--- begin ---

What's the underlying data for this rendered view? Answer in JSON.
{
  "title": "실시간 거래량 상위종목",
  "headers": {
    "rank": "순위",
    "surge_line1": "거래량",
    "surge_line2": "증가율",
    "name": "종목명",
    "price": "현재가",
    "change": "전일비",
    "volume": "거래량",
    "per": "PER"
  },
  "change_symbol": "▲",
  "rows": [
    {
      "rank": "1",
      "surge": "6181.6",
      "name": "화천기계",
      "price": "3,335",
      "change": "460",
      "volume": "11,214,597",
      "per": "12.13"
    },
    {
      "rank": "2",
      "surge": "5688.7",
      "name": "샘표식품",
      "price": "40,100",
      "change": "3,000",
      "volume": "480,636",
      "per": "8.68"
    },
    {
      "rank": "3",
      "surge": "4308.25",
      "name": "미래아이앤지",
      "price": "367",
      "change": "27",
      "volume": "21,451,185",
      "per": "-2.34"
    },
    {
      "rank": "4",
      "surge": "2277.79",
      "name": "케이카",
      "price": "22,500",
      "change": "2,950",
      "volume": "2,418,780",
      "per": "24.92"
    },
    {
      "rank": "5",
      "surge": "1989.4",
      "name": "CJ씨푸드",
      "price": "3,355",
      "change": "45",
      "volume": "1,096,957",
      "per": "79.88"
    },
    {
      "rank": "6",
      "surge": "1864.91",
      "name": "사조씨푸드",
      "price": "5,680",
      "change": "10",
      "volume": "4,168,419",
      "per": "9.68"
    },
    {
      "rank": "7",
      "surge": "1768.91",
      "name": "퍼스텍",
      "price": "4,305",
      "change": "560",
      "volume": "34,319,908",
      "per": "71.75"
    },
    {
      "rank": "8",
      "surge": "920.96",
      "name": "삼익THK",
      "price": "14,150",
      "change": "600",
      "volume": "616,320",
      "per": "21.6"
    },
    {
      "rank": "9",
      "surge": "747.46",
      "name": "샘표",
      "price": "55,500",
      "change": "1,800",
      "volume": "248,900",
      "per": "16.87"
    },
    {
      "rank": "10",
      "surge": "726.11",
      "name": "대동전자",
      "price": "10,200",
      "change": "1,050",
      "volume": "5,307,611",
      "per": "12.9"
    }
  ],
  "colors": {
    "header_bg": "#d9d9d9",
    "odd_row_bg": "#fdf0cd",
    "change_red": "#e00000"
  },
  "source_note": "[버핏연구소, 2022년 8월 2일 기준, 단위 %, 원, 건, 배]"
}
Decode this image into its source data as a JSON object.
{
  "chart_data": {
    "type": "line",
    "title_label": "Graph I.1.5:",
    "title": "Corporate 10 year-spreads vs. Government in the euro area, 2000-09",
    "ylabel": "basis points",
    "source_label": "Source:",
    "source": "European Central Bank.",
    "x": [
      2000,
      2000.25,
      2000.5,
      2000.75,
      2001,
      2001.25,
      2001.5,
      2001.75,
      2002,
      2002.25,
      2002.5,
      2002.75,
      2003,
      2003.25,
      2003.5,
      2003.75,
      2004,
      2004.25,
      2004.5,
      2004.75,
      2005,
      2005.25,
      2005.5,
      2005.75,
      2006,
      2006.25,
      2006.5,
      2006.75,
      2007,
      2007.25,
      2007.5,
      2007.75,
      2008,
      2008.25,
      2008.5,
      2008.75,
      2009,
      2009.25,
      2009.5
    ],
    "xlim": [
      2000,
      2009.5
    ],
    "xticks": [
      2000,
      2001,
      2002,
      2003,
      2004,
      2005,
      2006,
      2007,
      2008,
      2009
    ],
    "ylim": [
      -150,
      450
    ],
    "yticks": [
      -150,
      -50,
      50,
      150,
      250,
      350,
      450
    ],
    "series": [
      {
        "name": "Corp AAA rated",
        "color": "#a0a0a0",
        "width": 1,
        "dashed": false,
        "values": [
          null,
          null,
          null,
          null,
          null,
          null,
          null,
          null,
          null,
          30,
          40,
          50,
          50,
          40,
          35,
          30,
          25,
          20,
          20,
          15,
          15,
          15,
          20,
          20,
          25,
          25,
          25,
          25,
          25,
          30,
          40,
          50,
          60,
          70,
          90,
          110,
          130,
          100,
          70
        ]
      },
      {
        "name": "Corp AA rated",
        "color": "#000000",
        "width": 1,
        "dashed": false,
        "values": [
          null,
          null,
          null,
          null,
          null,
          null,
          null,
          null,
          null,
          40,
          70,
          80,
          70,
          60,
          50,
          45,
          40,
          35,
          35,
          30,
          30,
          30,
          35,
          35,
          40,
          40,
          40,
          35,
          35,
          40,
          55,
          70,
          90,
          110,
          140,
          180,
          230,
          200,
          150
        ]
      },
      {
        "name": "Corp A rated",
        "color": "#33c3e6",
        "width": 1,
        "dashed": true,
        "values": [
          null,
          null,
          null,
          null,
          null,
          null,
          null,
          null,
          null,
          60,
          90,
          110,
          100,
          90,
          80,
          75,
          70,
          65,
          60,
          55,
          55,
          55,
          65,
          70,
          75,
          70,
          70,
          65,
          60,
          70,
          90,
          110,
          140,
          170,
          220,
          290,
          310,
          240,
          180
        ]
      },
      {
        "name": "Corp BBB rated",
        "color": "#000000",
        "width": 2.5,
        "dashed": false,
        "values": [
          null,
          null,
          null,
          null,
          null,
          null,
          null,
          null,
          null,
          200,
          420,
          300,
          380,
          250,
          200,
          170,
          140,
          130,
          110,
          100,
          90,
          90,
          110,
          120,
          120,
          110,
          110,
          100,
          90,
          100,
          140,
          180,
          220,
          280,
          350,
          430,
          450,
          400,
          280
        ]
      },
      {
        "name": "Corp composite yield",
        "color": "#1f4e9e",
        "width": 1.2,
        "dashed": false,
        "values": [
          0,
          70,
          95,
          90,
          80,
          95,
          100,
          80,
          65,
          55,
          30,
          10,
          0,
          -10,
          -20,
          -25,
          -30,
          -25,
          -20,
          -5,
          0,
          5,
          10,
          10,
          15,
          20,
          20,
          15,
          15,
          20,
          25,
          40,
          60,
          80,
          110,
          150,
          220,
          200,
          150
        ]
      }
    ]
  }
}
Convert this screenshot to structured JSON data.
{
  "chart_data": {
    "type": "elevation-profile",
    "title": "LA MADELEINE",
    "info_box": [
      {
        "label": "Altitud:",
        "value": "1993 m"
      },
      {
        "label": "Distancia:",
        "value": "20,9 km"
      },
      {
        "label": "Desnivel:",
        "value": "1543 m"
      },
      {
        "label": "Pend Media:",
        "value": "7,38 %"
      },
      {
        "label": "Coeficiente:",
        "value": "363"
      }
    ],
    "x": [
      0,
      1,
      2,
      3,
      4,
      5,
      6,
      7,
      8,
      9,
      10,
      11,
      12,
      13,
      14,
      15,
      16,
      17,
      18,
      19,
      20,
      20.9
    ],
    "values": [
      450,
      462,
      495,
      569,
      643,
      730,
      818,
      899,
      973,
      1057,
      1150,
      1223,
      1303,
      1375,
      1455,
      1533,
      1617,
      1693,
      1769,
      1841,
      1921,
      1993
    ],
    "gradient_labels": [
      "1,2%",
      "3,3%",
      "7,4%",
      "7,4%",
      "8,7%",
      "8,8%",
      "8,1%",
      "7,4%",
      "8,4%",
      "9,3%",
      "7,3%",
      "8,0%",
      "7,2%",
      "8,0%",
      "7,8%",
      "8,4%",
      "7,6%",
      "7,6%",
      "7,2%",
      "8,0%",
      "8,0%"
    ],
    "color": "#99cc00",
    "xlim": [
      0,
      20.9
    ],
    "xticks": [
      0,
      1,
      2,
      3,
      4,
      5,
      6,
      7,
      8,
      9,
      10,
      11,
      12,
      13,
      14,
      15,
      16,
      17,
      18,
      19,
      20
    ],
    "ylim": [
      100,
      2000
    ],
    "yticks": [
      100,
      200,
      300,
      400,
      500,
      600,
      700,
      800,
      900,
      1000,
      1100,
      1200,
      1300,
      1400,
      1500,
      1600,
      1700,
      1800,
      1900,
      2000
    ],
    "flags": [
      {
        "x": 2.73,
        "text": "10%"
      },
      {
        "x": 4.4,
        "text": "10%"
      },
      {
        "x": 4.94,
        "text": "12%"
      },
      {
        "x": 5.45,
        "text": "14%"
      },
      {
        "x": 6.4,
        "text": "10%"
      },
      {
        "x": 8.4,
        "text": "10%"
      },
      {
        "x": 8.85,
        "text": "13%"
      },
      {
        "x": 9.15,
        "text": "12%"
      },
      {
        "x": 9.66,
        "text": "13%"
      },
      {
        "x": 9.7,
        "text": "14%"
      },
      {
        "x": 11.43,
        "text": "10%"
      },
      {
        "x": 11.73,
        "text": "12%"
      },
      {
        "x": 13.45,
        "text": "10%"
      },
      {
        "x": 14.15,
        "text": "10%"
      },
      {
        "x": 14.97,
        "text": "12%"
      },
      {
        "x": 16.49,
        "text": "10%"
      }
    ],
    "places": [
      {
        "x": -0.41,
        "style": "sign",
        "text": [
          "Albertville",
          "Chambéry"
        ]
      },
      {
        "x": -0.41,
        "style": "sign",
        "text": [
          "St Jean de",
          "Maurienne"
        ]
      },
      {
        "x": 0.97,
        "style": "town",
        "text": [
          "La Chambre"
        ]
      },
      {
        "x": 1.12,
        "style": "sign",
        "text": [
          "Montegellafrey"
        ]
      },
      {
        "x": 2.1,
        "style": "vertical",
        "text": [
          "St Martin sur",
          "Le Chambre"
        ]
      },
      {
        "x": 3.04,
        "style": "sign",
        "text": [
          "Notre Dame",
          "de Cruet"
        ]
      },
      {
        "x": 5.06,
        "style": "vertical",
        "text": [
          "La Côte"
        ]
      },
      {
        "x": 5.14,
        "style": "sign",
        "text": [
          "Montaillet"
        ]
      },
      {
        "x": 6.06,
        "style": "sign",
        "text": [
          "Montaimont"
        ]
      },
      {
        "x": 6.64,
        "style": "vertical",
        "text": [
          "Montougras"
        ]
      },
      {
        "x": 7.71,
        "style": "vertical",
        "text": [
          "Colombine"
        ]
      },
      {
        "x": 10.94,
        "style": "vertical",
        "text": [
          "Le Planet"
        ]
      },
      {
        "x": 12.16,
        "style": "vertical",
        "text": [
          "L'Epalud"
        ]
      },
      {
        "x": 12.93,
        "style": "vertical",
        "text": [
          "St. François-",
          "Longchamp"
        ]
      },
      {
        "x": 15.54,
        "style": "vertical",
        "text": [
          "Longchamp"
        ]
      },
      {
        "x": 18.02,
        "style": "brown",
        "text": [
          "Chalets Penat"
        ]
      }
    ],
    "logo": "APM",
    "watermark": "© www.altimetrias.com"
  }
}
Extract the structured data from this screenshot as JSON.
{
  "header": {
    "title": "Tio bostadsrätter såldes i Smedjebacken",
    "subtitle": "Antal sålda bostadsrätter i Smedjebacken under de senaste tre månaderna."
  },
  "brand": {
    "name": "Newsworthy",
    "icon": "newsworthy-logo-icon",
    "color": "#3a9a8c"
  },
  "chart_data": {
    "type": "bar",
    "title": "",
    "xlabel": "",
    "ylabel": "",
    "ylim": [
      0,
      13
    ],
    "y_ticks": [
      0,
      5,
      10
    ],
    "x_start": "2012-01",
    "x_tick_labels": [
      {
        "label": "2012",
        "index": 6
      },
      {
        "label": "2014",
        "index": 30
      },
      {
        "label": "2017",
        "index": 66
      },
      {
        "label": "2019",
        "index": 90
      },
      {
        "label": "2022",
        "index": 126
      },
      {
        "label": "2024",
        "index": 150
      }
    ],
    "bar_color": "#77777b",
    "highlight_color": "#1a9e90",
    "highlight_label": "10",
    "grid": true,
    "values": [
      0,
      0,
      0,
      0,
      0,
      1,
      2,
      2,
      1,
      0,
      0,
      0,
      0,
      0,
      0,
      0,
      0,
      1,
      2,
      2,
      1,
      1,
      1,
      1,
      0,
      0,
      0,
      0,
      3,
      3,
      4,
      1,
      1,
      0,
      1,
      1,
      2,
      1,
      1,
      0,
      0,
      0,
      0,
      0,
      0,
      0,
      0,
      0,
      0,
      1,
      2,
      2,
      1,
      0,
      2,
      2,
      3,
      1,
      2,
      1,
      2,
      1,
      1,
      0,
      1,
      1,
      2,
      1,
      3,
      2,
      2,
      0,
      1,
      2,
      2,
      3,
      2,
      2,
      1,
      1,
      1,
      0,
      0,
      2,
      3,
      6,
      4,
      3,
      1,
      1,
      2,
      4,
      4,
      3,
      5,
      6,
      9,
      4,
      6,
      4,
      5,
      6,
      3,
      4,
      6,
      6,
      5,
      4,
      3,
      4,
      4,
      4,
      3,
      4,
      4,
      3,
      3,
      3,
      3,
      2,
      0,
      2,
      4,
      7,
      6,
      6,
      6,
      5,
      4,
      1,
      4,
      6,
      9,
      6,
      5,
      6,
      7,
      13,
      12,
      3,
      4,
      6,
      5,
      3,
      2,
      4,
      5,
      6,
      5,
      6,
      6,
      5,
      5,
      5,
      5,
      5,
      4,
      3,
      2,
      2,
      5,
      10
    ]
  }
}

--- end ---

WORK REQUIRED –
Return every line above in which the string "volume" occurs.

RESPONSE TO THE TASK –
    "volume": "거래량",
      "volume": "11,214,597",
      "volume": "480,636",
      "volume": "21,451,185",
      "volume": "2,418,780",
      "volume": "1,096,957",
      "volume": "4,168,419",
      "volume": "34,319,908",
      "volume": "616,320",
      "volume": "248,900",
      "volume": "5,307,611",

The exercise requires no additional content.